### Document excerpt
▼

As consideration for the acquisition of the Acquired Assets, the Company (i) issued to GGE 3,375,000 restricted shares of the Company’s $0.001 par value per share common stock and 66,625 restricted shares of the Company’s newly-designated Amended and Restated Series A Convertible Preferred Stock (the “Series A Preferred”), (ii) assumed approximately $8.35 million of subordinated  notes payable from GGE pursuant to an Assumption and Consent Agreement and an Amendment to Note and Security Agreement, and (iii) provided GGE with a one-year option to acquire the Company’s interest in its Kazakhstan opportunity for $100,000 pursuant to a Call Option Agreement. The effective date of the transaction was January 1, 2015, with the exception of all revenues and refunds attributable to GGE’s approximate 49.7% interest in each of the Loomis 2-1H, Loomis 2-3H and Loomis 2-6H wells, which revenues and refunds the Company owns from the date of first production, which are estimated through January 2015 to total approximately $700,000.
 
The following tables summarize the purchase price and allocation of the purchase price to the net assets acquired (in thousands):
 
Purchase Price on February 23, 2015:
     
Fair value of common stock issued
  $ 2,734  
Fair value of Series A Preferred stock issued
    28,402  
Assumption of subordinated notes payable
    8,353  
Proceeds from Kazakhstan option issued
    5,000  
Total purchase price
  $ 44,489  
         
Fair value of net assets at February 23, 2015:
       
Accounts receivable – oil and gas
    1,678  
Oil and gas properties, subject to amortization
    43,562  
Total assets
    45,240  
         
Accounts payable     (664 )
Asset retirement obligations
    (87 )
Total liabilities
    (751 )
Net assets acquired
  $ 44,489  
 
The Series A Preferred Issued

The 66,625 shares of Series A Preferred stock issued to GGE were issued in 4 tranches as follows: (i) 15,000 shares in Tranche One; (ii) 15,000 shares in Tranche Two; (iii) 11,625 shares in Tranche Three; and (iv) 25,000 shares in Tranche Four.
 
 
4

 

The 66,625 shares of Series A Preferred stock issued to GGE currently have the following features:

a liquidation preference senior to all of the Company’s common stock equal to $400 per share;
a dividend, payable annually, of 10% of the liquidation preference;
voting rights on all matters, with each share having 1 vote; and
a conversion feature at GGE’s option, which must be approved by a majority of the shareholders’ of the Company which will allow the Series A Preferred stock to be converted into shares of the Company’s common stock on a 1,000:1 basis.

▲

### Aim A
In the entries, begin at the line that has "- y-tick-label: 0: [404, 612, 415, 632]" and stop after the line that has "- y-tick-label: 500: [383, 405, 415, 424]". Reproduce those lines, swapping "y-tick-label" for "y-axis-tick" and leaving everything else unchanged.

### Labeled box records

▼

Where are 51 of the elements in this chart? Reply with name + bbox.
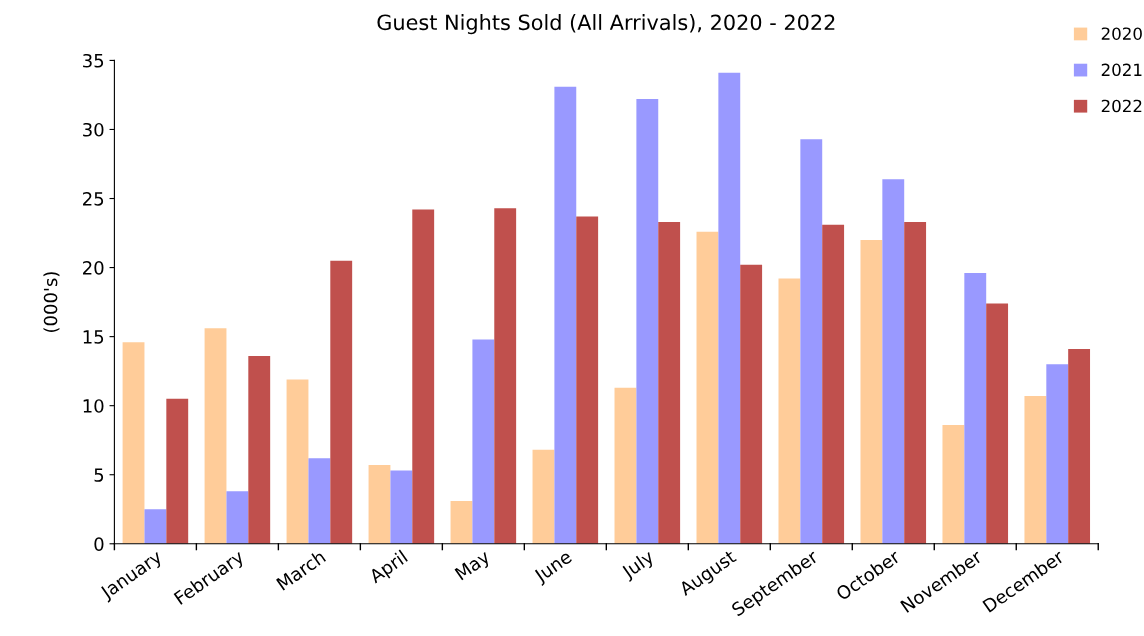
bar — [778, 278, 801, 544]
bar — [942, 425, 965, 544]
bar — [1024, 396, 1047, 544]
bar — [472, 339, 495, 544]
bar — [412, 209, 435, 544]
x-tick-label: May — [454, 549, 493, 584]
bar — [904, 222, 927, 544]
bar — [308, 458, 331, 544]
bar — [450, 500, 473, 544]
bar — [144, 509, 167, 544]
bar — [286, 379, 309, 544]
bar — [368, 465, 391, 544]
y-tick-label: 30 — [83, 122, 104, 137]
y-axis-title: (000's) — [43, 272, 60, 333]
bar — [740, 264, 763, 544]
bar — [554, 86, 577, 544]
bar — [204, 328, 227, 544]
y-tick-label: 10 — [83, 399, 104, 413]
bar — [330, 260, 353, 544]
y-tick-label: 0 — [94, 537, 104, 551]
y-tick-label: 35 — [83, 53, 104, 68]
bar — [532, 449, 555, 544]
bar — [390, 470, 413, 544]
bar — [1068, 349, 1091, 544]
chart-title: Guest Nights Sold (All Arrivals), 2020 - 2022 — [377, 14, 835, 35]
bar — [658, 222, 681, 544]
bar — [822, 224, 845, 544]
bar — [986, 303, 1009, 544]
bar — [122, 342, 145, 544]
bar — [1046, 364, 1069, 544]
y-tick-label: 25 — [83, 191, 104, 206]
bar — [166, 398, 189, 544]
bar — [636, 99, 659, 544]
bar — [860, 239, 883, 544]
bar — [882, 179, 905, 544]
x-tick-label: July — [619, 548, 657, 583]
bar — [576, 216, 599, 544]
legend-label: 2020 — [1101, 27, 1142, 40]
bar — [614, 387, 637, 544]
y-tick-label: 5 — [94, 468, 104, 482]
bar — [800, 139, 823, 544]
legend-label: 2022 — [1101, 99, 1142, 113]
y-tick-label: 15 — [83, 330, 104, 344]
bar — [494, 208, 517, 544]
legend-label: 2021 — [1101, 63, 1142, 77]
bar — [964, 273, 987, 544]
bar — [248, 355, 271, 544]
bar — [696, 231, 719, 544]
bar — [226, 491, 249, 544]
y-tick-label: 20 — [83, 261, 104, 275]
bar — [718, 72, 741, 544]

▲
▼

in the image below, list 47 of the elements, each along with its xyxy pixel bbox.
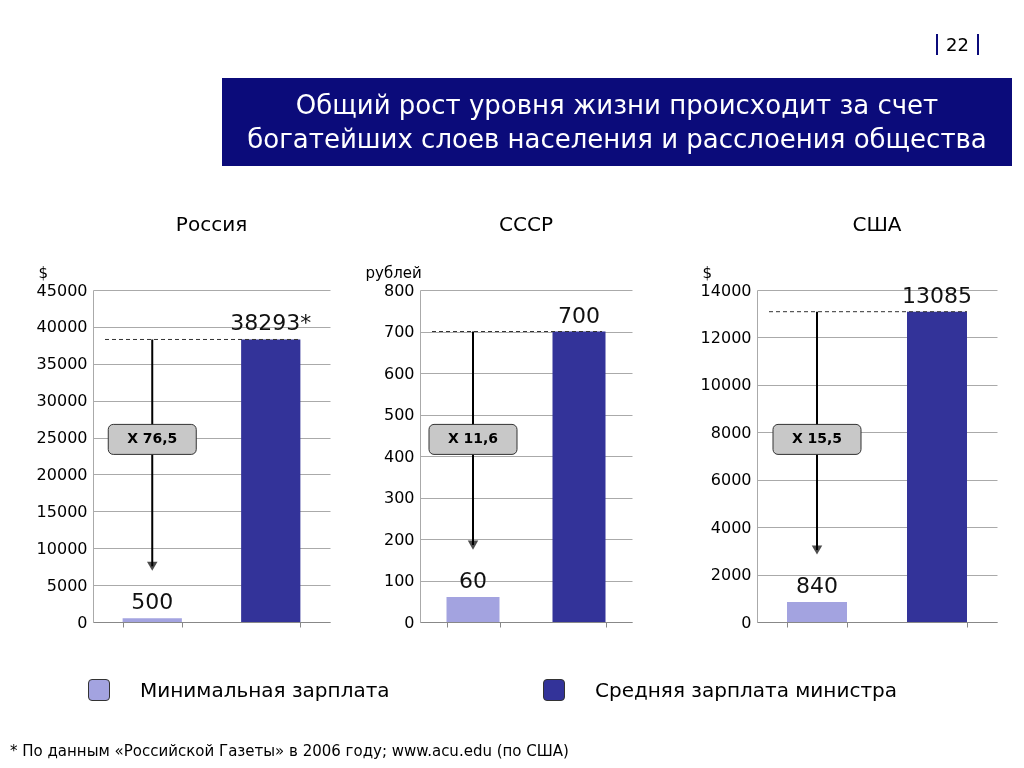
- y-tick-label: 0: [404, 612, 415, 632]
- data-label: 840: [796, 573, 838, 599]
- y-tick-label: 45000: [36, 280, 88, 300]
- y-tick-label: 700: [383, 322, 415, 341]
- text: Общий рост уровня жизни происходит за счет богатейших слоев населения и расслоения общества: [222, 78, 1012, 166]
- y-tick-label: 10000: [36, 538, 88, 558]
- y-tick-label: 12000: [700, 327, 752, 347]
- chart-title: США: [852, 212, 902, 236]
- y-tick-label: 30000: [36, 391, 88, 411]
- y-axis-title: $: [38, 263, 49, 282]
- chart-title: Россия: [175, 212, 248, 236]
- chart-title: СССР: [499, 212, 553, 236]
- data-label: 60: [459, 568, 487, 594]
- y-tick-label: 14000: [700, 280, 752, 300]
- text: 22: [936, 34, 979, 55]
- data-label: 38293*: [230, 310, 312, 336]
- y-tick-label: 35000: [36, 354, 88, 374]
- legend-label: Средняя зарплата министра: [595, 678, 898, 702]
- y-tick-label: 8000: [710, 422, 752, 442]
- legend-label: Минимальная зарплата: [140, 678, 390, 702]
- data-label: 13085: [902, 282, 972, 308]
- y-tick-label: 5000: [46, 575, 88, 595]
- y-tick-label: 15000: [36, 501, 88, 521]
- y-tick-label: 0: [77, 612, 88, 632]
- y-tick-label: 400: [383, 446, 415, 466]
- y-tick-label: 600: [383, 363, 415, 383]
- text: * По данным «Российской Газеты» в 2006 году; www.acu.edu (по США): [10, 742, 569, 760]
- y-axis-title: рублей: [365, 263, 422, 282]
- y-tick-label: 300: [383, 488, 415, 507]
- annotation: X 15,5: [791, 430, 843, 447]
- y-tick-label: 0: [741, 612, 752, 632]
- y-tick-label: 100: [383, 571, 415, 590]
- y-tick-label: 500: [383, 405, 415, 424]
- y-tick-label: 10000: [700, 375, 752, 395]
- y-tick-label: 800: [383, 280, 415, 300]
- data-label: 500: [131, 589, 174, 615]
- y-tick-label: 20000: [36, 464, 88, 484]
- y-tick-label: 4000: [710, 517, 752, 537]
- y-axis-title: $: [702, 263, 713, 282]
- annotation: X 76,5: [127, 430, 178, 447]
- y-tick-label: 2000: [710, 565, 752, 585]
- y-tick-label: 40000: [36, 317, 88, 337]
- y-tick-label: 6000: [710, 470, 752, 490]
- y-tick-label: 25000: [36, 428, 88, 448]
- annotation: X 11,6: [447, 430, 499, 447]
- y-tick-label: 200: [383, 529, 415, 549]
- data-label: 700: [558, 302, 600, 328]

▲

### Aim B
List each component of the total purchase price shown in the acquisition excerpt, with its amount in thousands.

### Complete answer A
- y-axis-tick: 0: [404, 612, 415, 632]
- data-label: 840: [796, 573, 838, 599]
- y-axis-tick: 45000: [36, 280, 88, 300]
- y-axis-tick: 700: [383, 322, 415, 341]
- text: Общий рост уровня жизни происходит за счет богатейших слоев населения и расслоения общества: [222, 78, 1012, 166]
- y-axis-tick: 10000: [36, 538, 88, 558]
- y-axis-tick: 12000: [700, 327, 752, 347]
- chart-title: США: [852, 212, 902, 236]
- y-axis-tick: 30000: [36, 391, 88, 411]
- y-axis-title: $: [38, 263, 49, 282]
- chart-title: Россия: [175, 212, 248, 236]
- chart-title: СССР: [499, 212, 553, 236]
- data-label: 60: [459, 568, 487, 594]
- y-axis-tick: 14000: [700, 280, 752, 300]
- text: 22: [936, 34, 979, 55]
- data-label: 38293*: [230, 310, 312, 336]
- y-axis-tick: 35000: [36, 354, 88, 374]
- legend-label: Средняя зарплата министра: [595, 678, 898, 702]
- y-axis-tick: 8000: [710, 422, 752, 442]
- legend-label: Минимальная зарплата: [140, 678, 390, 702]
- data-label: 13085: [902, 282, 972, 308]
- y-axis-tick: 5000: [46, 575, 88, 595]
- y-axis-tick: 15000: [36, 501, 88, 521]
- y-axis-tick: 0: [77, 612, 88, 632]
- y-axis-tick: 400: [383, 446, 415, 466]
- y-axis-tick: 600: [383, 363, 415, 383]
- text: * По данным «Российской Газеты» в 2006 году; www.acu.edu (по США): [10, 742, 569, 760]
- y-axis-title: рублей: [365, 263, 422, 282]
- y-axis-tick: 300: [383, 488, 415, 507]
- annotation: X 15,5: [791, 430, 843, 447]
- y-axis-tick: 0: [741, 612, 752, 632]
- y-axis-tick: 100: [383, 571, 415, 590]
- y-axis-tick: 500: [383, 405, 415, 424]

### Complete answer B
- Fair value of common stock issued: $2,734
- Fair value of Series A Preferred stock issued: 28,402
- Assumption of subordinated notes payable: 8,353
- Proceeds from Kazakhstan option issued: 5,000